## Problem statement
Reproduce every line of the material below, word for word and in the same order.

## Working data
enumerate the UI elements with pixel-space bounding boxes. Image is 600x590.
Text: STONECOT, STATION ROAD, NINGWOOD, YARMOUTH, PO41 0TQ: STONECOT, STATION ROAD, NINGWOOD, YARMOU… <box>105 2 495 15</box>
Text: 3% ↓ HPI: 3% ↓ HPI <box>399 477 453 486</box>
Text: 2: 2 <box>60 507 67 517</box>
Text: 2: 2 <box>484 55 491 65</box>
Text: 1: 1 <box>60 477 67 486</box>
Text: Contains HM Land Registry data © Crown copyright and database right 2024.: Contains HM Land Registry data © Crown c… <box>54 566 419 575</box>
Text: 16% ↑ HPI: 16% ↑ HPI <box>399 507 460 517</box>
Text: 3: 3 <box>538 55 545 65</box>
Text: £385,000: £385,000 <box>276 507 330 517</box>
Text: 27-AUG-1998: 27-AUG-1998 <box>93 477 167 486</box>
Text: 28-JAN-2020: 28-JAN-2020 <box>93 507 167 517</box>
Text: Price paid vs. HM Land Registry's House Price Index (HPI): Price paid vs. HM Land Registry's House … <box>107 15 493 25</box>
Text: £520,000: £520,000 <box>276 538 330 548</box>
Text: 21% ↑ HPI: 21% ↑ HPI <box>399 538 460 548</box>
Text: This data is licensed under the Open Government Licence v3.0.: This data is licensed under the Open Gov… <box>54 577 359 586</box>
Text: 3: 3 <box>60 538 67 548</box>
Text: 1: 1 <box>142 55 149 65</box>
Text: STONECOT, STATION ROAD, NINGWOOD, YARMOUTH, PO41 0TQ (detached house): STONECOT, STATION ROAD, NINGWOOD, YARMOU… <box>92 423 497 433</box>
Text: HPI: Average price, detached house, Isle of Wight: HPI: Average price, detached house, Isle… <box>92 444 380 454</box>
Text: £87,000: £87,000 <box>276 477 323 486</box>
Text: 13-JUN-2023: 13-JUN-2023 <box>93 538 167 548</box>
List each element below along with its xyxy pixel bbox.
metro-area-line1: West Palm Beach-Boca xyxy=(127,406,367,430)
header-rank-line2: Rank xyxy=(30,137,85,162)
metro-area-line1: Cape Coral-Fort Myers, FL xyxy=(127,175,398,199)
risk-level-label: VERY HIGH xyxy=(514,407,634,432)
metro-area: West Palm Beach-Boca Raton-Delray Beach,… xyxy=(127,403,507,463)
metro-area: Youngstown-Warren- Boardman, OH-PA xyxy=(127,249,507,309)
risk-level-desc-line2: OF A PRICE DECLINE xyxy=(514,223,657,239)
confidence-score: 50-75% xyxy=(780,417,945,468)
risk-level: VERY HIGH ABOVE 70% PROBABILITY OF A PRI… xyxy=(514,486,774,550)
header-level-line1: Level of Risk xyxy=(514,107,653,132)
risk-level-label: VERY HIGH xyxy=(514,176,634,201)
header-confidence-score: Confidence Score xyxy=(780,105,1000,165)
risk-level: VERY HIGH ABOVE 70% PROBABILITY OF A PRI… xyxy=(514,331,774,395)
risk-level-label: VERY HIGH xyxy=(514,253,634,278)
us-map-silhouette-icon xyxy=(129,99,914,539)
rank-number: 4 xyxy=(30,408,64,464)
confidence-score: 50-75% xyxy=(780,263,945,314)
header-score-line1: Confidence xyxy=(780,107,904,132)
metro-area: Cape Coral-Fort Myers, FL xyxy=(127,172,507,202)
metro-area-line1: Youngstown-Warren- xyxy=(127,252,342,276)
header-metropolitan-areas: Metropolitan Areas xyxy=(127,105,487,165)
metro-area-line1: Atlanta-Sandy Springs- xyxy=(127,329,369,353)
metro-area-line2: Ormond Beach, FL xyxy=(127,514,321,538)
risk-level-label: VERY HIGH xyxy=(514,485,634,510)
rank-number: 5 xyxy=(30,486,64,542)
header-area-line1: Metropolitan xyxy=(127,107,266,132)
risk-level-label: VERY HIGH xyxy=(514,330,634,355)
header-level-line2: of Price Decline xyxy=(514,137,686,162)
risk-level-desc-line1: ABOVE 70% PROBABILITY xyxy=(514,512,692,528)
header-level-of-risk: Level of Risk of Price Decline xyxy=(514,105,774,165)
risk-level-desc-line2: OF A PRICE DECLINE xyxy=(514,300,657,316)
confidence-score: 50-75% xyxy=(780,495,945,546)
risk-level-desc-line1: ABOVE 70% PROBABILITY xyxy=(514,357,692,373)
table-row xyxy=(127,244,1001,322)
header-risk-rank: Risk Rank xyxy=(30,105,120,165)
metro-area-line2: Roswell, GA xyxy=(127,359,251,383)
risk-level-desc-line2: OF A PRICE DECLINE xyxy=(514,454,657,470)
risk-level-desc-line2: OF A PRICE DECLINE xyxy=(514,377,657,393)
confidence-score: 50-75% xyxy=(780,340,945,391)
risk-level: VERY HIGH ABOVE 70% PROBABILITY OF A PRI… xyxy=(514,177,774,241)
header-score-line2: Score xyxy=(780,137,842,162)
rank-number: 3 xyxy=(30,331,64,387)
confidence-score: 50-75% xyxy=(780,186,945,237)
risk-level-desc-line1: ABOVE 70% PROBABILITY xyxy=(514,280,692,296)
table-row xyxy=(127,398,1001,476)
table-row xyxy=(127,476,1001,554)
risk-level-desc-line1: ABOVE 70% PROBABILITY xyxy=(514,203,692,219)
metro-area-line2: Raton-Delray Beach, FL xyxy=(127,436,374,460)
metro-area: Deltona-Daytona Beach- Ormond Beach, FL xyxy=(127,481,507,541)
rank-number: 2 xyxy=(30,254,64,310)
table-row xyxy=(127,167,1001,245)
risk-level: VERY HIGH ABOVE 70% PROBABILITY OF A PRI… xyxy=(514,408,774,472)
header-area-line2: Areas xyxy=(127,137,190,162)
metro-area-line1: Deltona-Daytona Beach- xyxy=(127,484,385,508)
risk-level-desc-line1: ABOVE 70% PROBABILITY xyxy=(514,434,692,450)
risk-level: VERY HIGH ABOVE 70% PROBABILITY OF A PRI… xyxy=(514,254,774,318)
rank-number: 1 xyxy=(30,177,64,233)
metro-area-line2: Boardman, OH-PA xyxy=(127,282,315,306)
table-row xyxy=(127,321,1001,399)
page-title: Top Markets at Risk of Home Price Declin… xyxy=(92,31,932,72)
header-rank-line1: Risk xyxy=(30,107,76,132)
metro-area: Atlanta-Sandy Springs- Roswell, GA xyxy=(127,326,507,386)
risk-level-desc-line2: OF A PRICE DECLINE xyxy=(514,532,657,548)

## Task result
enumerate the UI elements with pixel-space bounding boxes. Image is 600x590.
Text: STONECOT, STATION ROAD, NINGWOOD, YARMOUTH, PO41 0TQ: STONECOT, STATION ROAD, NINGWOOD, YARMOU… <box>105 2 495 15</box>
Text: 3% ↓ HPI: 3% ↓ HPI <box>399 477 453 486</box>
Text: 2: 2 <box>60 507 67 517</box>
Text: 2: 2 <box>484 55 491 65</box>
Text: 1: 1 <box>60 477 67 486</box>
Text: Contains HM Land Registry data © Crown copyright and database right 2024.: Contains HM Land Registry data © Crown c… <box>54 566 419 575</box>
Text: 16% ↑ HPI: 16% ↑ HPI <box>399 507 460 517</box>
Text: 3: 3 <box>538 55 545 65</box>
Text: £385,000: £385,000 <box>276 507 330 517</box>
Text: 27-AUG-1998: 27-AUG-1998 <box>93 477 167 486</box>
Text: 28-JAN-2020: 28-JAN-2020 <box>93 507 167 517</box>
Text: Price paid vs. HM Land Registry's House Price Index (HPI): Price paid vs. HM Land Registry's House … <box>107 15 493 25</box>
Text: £520,000: £520,000 <box>276 538 330 548</box>
Text: 21% ↑ HPI: 21% ↑ HPI <box>399 538 460 548</box>
Text: This data is licensed under the Open Government Licence v3.0.: This data is licensed under the Open Gov… <box>54 577 359 586</box>
Text: 3: 3 <box>60 538 67 548</box>
Text: 1: 1 <box>142 55 149 65</box>
Text: STONECOT, STATION ROAD, NINGWOOD, YARMOUTH, PO41 0TQ (detached house): STONECOT, STATION ROAD, NINGWOOD, YARMOU… <box>92 423 497 433</box>
Text: HPI: Average price, detached house, Isle of Wight: HPI: Average price, detached house, Isle… <box>92 444 380 454</box>
Text: £87,000: £87,000 <box>276 477 323 486</box>
Text: 13-JUN-2023: 13-JUN-2023 <box>93 538 167 548</box>
List each element below along with its xyxy pixel bbox.
metro-area-line1: West Palm Beach-Boca xyxy=(127,406,367,430)
header-rank-line2: Rank xyxy=(30,137,85,162)
metro-area-line1: Cape Coral-Fort Myers, FL xyxy=(127,175,398,199)
risk-level-label: VERY HIGH xyxy=(514,407,634,432)
metro-area: West Palm Beach-Boca Raton-Delray Beach,… xyxy=(127,403,507,463)
metro-area: Youngstown-Warren- Boardman, OH-PA xyxy=(127,249,507,309)
risk-level-desc-line2: OF A PRICE DECLINE xyxy=(514,223,657,239)
confidence-score: 50-75% xyxy=(780,417,945,468)
risk-level: VERY HIGH ABOVE 70% PROBABILITY OF A PRI… xyxy=(514,486,774,550)
header-level-line1: Level of Risk xyxy=(514,107,653,132)
risk-level-label: VERY HIGH xyxy=(514,176,634,201)
header-confidence-score: Confidence Score xyxy=(780,105,1000,165)
risk-level: VERY HIGH ABOVE 70% PROBABILITY OF A PRI… xyxy=(514,331,774,395)
risk-level-label: VERY HIGH xyxy=(514,253,634,278)
us-map-silhouette-icon xyxy=(129,99,914,539)
rank-number: 4 xyxy=(30,408,64,464)
confidence-score: 50-75% xyxy=(780,263,945,314)
header-score-line1: Confidence xyxy=(780,107,904,132)
metro-area: Cape Coral-Fort Myers, FL xyxy=(127,172,507,202)
metro-area-line1: Youngstown-Warren- xyxy=(127,252,342,276)
header-metropolitan-areas: Metropolitan Areas xyxy=(127,105,487,165)
metro-area-line1: Atlanta-Sandy Springs- xyxy=(127,329,369,353)
metro-area-line2: Ormond Beach, FL xyxy=(127,514,321,538)
risk-level-label: VERY HIGH xyxy=(514,485,634,510)
rank-number: 5 xyxy=(30,486,64,542)
header-area-line1: Metropolitan xyxy=(127,107,266,132)
risk-level-label: VERY HIGH xyxy=(514,330,634,355)
header-level-line2: of Price Decline xyxy=(514,137,686,162)
risk-level-desc-line1: ABOVE 70% PROBABILITY xyxy=(514,512,692,528)
header-level-of-risk: Level of Risk of Price Decline xyxy=(514,105,774,165)
risk-level-desc-line2: OF A PRICE DECLINE xyxy=(514,300,657,316)
confidence-score: 50-75% xyxy=(780,495,945,546)
risk-level-desc-line1: ABOVE 70% PROBABILITY xyxy=(514,357,692,373)
table-row xyxy=(127,244,1001,322)
header-risk-rank: Risk Rank xyxy=(30,105,120,165)
metro-area-line2: Roswell, GA xyxy=(127,359,251,383)
risk-level-desc-line2: OF A PRICE DECLINE xyxy=(514,454,657,470)
risk-level-desc-line2: OF A PRICE DECLINE xyxy=(514,377,657,393)
confidence-score: 50-75% xyxy=(780,340,945,391)
risk-level: VERY HIGH ABOVE 70% PROBABILITY OF A PRI… xyxy=(514,177,774,241)
header-score-line2: Score xyxy=(780,137,842,162)
rank-number: 3 xyxy=(30,331,64,387)
confidence-score: 50-75% xyxy=(780,186,945,237)
risk-level-desc-line1: ABOVE 70% PROBABILITY xyxy=(514,280,692,296)
table-row xyxy=(127,398,1001,476)
table-row xyxy=(127,476,1001,554)
risk-level-desc-line1: ABOVE 70% PROBABILITY xyxy=(514,203,692,219)
metro-area-line2: Raton-Delray Beach, FL xyxy=(127,436,374,460)
metro-area: Deltona-Daytona Beach- Ormond Beach, FL xyxy=(127,481,507,541)
rank-number: 2 xyxy=(30,254,64,310)
table-row xyxy=(127,167,1001,245)
risk-level: VERY HIGH ABOVE 70% PROBABILITY OF A PRI… xyxy=(514,408,774,472)
header-area-line2: Areas xyxy=(127,137,190,162)
metro-area-line1: Deltona-Daytona Beach- xyxy=(127,484,385,508)
risk-level-desc-line1: ABOVE 70% PROBABILITY xyxy=(514,434,692,450)
risk-level: VERY HIGH ABOVE 70% PROBABILITY OF A PRI… xyxy=(514,254,774,318)
rank-number: 1 xyxy=(30,177,64,233)
metro-area-line2: Boardman, OH-PA xyxy=(127,282,315,306)
table-row xyxy=(127,321,1001,399)
page-title: Top Markets at Risk of Home Price Declin… xyxy=(92,31,932,72)
header-rank-line1: Risk xyxy=(30,107,76,132)
metro-area: Atlanta-Sandy Springs- Roswell, GA xyxy=(127,326,507,386)
risk-level-desc-line2: OF A PRICE DECLINE xyxy=(514,532,657,548)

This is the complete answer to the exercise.